--- STATED TASK ---
Give back the full listing, character for character, with no pictures.

--- RECORDS SUPPLIED ---
[start]

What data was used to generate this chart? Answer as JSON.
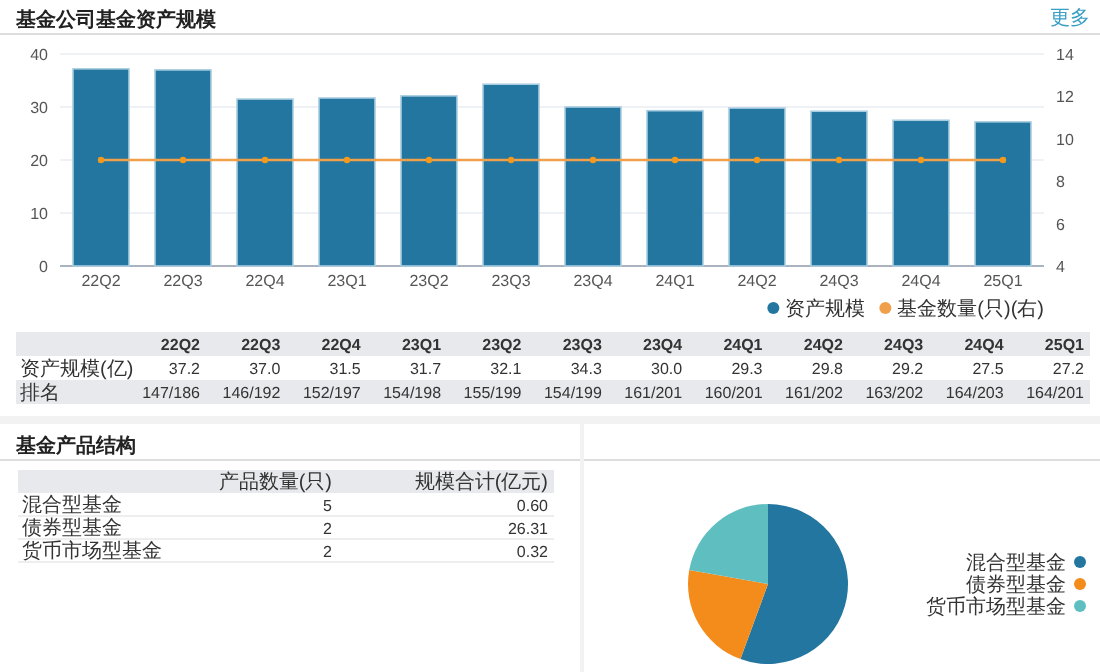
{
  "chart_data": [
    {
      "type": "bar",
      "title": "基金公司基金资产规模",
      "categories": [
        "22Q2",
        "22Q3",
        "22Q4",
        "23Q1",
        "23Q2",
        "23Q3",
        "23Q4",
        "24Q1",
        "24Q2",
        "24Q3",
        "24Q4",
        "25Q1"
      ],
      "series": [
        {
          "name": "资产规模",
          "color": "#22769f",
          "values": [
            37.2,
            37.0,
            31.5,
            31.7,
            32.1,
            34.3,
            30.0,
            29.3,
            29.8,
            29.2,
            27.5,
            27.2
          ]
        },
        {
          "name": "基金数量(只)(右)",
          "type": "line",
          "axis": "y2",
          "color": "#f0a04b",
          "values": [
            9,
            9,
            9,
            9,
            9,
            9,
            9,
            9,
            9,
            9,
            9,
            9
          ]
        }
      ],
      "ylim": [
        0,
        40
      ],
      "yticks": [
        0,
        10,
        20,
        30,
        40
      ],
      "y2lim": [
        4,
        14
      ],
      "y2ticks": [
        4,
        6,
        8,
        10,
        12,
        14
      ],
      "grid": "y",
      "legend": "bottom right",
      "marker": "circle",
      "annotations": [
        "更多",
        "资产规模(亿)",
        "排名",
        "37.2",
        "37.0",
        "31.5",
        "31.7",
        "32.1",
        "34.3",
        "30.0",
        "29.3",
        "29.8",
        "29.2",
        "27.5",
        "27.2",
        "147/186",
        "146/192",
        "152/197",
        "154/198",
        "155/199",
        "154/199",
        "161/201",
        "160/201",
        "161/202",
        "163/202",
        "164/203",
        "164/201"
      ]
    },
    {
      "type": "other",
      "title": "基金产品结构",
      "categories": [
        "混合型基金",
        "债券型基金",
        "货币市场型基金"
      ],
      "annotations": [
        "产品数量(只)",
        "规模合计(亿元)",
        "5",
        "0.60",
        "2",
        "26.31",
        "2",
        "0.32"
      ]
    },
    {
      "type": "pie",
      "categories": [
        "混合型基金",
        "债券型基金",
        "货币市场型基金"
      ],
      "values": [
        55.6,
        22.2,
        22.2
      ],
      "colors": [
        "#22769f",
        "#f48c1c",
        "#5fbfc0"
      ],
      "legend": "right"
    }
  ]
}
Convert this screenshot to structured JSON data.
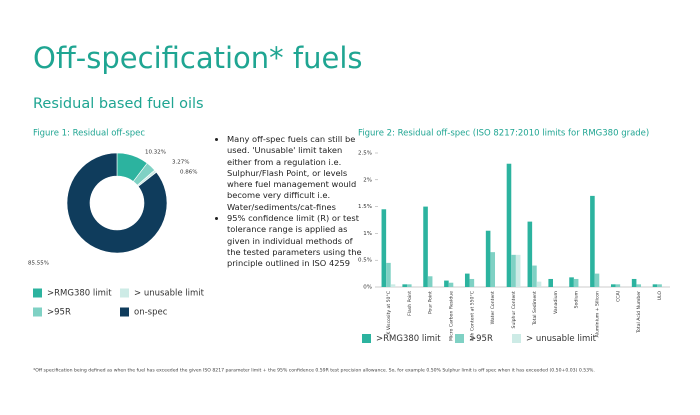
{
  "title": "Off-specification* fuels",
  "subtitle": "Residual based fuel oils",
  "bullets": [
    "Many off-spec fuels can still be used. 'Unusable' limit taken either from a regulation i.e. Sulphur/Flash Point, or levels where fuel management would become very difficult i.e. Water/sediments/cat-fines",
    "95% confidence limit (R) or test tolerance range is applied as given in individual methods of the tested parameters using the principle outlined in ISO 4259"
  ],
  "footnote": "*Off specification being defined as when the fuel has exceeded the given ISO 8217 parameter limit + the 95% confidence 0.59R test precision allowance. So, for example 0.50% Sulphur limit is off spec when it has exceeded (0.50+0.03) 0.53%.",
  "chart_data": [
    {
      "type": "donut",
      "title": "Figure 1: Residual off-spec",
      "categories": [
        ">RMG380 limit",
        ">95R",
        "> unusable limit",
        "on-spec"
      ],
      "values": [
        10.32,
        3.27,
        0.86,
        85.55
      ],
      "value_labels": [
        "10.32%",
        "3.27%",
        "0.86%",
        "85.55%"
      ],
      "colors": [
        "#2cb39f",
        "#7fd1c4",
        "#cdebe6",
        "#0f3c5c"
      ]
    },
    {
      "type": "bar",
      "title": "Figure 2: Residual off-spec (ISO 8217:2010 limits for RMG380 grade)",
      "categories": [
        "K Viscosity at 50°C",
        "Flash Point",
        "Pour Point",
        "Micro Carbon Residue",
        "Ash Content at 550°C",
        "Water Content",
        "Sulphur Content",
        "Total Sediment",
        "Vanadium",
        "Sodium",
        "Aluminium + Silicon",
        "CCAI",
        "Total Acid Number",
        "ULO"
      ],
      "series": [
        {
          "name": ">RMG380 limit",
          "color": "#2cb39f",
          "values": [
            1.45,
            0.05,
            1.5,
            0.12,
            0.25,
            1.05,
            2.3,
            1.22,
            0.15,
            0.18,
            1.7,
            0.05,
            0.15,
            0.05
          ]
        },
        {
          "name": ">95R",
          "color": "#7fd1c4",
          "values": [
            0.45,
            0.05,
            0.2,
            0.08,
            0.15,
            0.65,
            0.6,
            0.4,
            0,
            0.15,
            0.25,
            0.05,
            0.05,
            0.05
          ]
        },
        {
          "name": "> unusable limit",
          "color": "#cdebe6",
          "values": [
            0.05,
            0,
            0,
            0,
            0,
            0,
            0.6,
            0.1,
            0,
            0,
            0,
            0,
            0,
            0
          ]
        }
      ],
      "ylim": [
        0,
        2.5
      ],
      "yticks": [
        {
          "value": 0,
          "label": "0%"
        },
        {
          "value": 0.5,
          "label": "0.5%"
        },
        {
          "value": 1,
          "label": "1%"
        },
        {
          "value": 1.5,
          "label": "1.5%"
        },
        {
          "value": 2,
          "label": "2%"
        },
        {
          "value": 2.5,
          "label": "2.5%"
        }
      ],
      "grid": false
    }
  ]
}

[end]

--- THE OUTPUT ---
What data was used to generate this chart? Answer as JSON.
{
  "chart_data": [
    {
      "type": "bar",
      "title": "基金公司基金资产规模",
      "categories": [
        "22Q2",
        "22Q3",
        "22Q4",
        "23Q1",
        "23Q2",
        "23Q3",
        "23Q4",
        "24Q1",
        "24Q2",
        "24Q3",
        "24Q4",
        "25Q1"
      ],
      "series": [
        {
          "name": "资产规模",
          "color": "#22769f",
          "values": [
            37.2,
            37.0,
            31.5,
            31.7,
            32.1,
            34.3,
            30.0,
            29.3,
            29.8,
            29.2,
            27.5,
            27.2
          ]
        },
        {
          "name": "基金数量(只)(右)",
          "type": "line",
          "axis": "y2",
          "color": "#f0a04b",
          "values": [
            9,
            9,
            9,
            9,
            9,
            9,
            9,
            9,
            9,
            9,
            9,
            9
          ]
        }
      ],
      "ylim": [
        0,
        40
      ],
      "yticks": [
        0,
        10,
        20,
        30,
        40
      ],
      "y2lim": [
        4,
        14
      ],
      "y2ticks": [
        4,
        6,
        8,
        10,
        12,
        14
      ],
      "grid": "y",
      "legend": "bottom right",
      "marker": "circle",
      "annotations": [
        "更多",
        "资产规模(亿)",
        "排名",
        "37.2",
        "37.0",
        "31.5",
        "31.7",
        "32.1",
        "34.3",
        "30.0",
        "29.3",
        "29.8",
        "29.2",
        "27.5",
        "27.2",
        "147/186",
        "146/192",
        "152/197",
        "154/198",
        "155/199",
        "154/199",
        "161/201",
        "160/201",
        "161/202",
        "163/202",
        "164/203",
        "164/201"
      ]
    },
    {
      "type": "other",
      "title": "基金产品结构",
      "categories": [
        "混合型基金",
        "债券型基金",
        "货币市场型基金"
      ],
      "annotations": [
        "产品数量(只)",
        "规模合计(亿元)",
        "5",
        "0.60",
        "2",
        "26.31",
        "2",
        "0.32"
      ]
    },
    {
      "type": "pie",
      "categories": [
        "混合型基金",
        "债券型基金",
        "货币市场型基金"
      ],
      "values": [
        55.6,
        22.2,
        22.2
      ],
      "colors": [
        "#22769f",
        "#f48c1c",
        "#5fbfc0"
      ],
      "legend": "right"
    }
  ]
}
Convert this screenshot to structured JSON data.
{
  "title": "Off-specification* fuels",
  "subtitle": "Residual based fuel oils",
  "bullets": [
    "Many off-spec fuels can still be used. 'Unusable' limit taken either from a regulation i.e. Sulphur/Flash Point, or levels where fuel management would become very difficult i.e. Water/sediments/cat-fines",
    "95% confidence limit (R) or test tolerance range is applied as given in individual methods of the tested parameters using the principle outlined in ISO 4259"
  ],
  "footnote": "*Off specification being defined as when the fuel has exceeded the given ISO 8217 parameter limit + the 95% confidence 0.59R test precision allowance. So, for example 0.50% Sulphur limit is off spec when it has exceeded (0.50+0.03) 0.53%.",
  "chart_data": [
    {
      "type": "donut",
      "title": "Figure 1: Residual off-spec",
      "categories": [
        ">RMG380 limit",
        ">95R",
        "> unusable limit",
        "on-spec"
      ],
      "values": [
        10.32,
        3.27,
        0.86,
        85.55
      ],
      "value_labels": [
        "10.32%",
        "3.27%",
        "0.86%",
        "85.55%"
      ],
      "colors": [
        "#2cb39f",
        "#7fd1c4",
        "#cdebe6",
        "#0f3c5c"
      ]
    },
    {
      "type": "bar",
      "title": "Figure 2: Residual off-spec (ISO 8217:2010 limits for RMG380 grade)",
      "categories": [
        "K Viscosity at 50°C",
        "Flash Point",
        "Pour Point",
        "Micro Carbon Residue",
        "Ash Content at 550°C",
        "Water Content",
        "Sulphur Content",
        "Total Sediment",
        "Vanadium",
        "Sodium",
        "Aluminium + Silicon",
        "CCAI",
        "Total Acid Number",
        "ULO"
      ],
      "series": [
        {
          "name": ">RMG380 limit",
          "color": "#2cb39f",
          "values": [
            1.45,
            0.05,
            1.5,
            0.12,
            0.25,
            1.05,
            2.3,
            1.22,
            0.15,
            0.18,
            1.7,
            0.05,
            0.15,
            0.05
          ]
        },
        {
          "name": ">95R",
          "color": "#7fd1c4",
          "values": [
            0.45,
            0.05,
            0.2,
            0.08,
            0.15,
            0.65,
            0.6,
            0.4,
            0,
            0.15,
            0.25,
            0.05,
            0.05,
            0.05
          ]
        },
        {
          "name": "> unusable limit",
          "color": "#cdebe6",
          "values": [
            0.05,
            0,
            0,
            0,
            0,
            0,
            0.6,
            0.1,
            0,
            0,
            0,
            0,
            0,
            0
          ]
        }
      ],
      "ylim": [
        0,
        2.5
      ],
      "yticks": [
        {
          "value": 0,
          "label": "0%"
        },
        {
          "value": 0.5,
          "label": "0.5%"
        },
        {
          "value": 1,
          "label": "1%"
        },
        {
          "value": 1.5,
          "label": "1.5%"
        },
        {
          "value": 2,
          "label": "2%"
        },
        {
          "value": 2.5,
          "label": "2.5%"
        }
      ],
      "grid": false
    }
  ]
}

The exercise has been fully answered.